** Begin Material for the task **

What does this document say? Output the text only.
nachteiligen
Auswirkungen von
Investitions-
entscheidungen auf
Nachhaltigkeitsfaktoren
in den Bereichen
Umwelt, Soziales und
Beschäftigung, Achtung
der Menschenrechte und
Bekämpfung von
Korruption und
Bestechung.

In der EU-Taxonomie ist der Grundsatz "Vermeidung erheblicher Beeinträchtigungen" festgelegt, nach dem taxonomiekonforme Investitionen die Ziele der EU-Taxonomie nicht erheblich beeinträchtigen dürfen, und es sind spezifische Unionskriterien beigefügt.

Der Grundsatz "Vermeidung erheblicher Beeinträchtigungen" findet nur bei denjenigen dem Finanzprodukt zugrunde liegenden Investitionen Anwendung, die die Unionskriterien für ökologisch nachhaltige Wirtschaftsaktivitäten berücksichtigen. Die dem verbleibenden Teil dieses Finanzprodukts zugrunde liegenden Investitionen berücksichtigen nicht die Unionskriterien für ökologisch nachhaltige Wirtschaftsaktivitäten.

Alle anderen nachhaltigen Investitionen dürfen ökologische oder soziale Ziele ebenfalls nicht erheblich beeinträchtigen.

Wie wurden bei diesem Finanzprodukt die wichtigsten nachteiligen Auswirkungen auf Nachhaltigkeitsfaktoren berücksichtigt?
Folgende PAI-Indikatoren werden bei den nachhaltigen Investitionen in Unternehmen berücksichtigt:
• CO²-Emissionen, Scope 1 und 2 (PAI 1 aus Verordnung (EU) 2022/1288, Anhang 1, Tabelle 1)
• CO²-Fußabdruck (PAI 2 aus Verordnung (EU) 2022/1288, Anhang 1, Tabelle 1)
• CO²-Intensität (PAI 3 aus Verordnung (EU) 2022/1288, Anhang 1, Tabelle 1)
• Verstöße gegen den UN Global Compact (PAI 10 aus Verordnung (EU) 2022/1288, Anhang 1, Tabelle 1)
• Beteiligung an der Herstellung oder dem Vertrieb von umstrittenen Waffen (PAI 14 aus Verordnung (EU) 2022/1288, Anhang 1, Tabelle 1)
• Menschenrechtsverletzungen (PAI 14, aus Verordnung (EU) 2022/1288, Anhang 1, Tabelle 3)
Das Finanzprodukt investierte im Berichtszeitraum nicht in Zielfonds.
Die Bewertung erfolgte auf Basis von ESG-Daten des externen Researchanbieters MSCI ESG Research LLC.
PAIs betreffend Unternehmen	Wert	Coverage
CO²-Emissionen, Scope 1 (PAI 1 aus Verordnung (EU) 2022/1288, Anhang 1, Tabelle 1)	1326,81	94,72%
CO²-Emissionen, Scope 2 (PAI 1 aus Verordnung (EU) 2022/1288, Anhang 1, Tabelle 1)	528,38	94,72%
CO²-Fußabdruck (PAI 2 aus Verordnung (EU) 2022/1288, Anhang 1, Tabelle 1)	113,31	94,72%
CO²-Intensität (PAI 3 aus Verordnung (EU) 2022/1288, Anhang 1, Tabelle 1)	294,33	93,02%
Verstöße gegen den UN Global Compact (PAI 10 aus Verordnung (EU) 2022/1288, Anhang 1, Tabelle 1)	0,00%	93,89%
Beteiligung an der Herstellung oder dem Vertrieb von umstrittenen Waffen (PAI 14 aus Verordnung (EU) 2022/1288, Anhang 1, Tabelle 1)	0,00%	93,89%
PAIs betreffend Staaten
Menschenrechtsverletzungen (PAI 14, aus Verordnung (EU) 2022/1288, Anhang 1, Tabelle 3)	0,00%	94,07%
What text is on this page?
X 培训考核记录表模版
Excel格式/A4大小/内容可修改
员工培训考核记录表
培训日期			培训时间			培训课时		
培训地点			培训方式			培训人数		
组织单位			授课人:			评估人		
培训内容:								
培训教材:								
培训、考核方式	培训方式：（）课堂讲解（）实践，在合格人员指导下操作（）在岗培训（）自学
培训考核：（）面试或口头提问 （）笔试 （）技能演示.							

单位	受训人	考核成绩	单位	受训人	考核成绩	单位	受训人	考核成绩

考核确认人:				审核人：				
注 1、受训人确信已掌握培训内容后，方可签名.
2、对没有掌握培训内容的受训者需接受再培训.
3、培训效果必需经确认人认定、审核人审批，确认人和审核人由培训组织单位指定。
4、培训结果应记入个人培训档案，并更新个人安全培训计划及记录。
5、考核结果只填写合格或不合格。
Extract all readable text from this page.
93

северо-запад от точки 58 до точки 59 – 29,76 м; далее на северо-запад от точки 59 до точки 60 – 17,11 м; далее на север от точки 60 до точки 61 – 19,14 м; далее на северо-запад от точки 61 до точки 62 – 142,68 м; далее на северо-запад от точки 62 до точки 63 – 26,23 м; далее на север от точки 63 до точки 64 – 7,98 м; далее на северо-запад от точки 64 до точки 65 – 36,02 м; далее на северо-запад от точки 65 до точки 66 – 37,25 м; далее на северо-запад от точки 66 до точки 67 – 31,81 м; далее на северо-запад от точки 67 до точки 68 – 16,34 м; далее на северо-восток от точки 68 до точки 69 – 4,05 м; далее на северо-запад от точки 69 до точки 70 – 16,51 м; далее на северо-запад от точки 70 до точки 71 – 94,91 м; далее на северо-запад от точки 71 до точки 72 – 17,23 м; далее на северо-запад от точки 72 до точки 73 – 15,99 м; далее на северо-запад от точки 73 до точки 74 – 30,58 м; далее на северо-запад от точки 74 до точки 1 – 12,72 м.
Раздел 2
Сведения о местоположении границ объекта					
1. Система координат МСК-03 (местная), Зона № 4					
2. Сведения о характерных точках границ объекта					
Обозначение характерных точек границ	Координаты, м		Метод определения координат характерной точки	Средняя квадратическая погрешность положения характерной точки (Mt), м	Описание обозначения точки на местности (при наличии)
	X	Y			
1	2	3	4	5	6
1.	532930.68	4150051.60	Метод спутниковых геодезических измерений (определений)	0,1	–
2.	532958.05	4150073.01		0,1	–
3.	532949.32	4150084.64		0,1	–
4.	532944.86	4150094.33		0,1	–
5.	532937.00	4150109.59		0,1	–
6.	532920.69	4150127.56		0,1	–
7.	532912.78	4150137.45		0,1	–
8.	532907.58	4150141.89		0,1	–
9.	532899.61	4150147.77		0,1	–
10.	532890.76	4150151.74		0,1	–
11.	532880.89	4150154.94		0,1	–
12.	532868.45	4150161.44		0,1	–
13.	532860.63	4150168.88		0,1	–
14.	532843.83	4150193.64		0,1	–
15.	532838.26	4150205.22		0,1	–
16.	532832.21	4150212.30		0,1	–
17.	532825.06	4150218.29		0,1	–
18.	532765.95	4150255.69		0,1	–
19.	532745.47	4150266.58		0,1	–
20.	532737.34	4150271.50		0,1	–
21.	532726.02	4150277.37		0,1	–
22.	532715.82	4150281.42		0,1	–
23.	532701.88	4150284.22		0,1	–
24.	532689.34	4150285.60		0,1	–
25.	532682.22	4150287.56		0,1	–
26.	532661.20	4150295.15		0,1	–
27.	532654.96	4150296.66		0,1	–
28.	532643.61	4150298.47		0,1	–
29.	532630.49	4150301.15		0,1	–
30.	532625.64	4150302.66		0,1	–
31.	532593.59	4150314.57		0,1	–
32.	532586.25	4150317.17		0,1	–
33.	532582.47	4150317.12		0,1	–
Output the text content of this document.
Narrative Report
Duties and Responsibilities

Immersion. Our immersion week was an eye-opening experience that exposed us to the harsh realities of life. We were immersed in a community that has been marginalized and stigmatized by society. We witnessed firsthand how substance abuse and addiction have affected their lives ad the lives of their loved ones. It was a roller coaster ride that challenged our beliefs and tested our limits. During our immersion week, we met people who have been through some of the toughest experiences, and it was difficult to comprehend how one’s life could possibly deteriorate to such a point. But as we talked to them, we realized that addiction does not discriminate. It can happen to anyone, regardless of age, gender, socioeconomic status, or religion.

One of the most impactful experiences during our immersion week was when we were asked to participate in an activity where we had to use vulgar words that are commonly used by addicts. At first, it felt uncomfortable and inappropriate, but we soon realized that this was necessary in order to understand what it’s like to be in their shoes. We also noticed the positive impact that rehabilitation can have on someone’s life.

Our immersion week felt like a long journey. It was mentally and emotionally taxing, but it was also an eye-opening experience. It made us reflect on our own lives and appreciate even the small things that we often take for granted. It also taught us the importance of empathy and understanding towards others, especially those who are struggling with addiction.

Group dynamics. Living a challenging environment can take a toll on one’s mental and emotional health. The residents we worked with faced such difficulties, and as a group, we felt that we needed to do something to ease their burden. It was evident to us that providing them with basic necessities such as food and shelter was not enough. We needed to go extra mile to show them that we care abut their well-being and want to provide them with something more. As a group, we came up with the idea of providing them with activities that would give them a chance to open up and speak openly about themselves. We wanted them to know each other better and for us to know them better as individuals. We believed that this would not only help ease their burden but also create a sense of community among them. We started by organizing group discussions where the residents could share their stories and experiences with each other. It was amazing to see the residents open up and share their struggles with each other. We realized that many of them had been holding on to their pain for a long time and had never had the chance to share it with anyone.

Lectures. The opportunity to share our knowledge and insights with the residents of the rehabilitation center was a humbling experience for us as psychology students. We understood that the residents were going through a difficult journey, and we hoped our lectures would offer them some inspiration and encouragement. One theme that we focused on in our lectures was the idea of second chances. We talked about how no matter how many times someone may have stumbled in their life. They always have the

** End Material for the task **

■ **Aim**
Reproduce every line from the entries that holds the word "характерных".

■ **Answer to the problem**
2. Сведения о характерных точках границ объекта					
Обозначение характерных точек границ	Координаты, м		Метод определения координат характерной точки	Средняя квадратическая погрешность положения характерной точки (Mt), м	Описание обозначения точки на местности (при наличии)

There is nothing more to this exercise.